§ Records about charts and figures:
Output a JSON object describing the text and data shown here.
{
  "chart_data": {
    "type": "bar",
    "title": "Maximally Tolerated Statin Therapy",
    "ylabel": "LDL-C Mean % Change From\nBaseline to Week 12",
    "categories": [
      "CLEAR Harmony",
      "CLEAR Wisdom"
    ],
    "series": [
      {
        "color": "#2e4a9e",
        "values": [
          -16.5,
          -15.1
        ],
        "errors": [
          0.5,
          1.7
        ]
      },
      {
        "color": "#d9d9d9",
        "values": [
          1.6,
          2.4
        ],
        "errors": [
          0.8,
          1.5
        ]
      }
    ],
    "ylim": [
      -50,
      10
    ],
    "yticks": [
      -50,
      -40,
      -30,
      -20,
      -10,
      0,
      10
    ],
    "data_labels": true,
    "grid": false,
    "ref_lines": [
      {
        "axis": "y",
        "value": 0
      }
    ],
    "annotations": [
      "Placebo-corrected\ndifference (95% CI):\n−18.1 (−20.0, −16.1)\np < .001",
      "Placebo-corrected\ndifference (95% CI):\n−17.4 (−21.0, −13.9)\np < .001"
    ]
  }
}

§ Job: Set down all of the data above, word for word.

§ Complete output:
Output a JSON object describing the text and data shown here.
{
  "chart_data": {
    "type": "bar",
    "title": "Maximally Tolerated Statin Therapy",
    "ylabel": "LDL-C Mean % Change From\nBaseline to Week 12",
    "categories": [
      "CLEAR Harmony",
      "CLEAR Wisdom"
    ],
    "series": [
      {
        "color": "#2e4a9e",
        "values": [
          -16.5,
          -15.1
        ],
        "errors": [
          0.5,
          1.7
        ]
      },
      {
        "color": "#d9d9d9",
        "values": [
          1.6,
          2.4
        ],
        "errors": [
          0.8,
          1.5
        ]
      }
    ],
    "ylim": [
      -50,
      10
    ],
    "yticks": [
      -50,
      -40,
      -30,
      -20,
      -10,
      0,
      10
    ],
    "data_labels": true,
    "grid": false,
    "ref_lines": [
      {
        "axis": "y",
        "value": 0
      }
    ],
    "annotations": [
      "Placebo-corrected\ndifference (95% CI):\n−18.1 (−20.0, −16.1)\np < .001",
      "Placebo-corrected\ndifference (95% CI):\n−17.4 (−21.0, −13.9)\np < .001"
    ]
  }
}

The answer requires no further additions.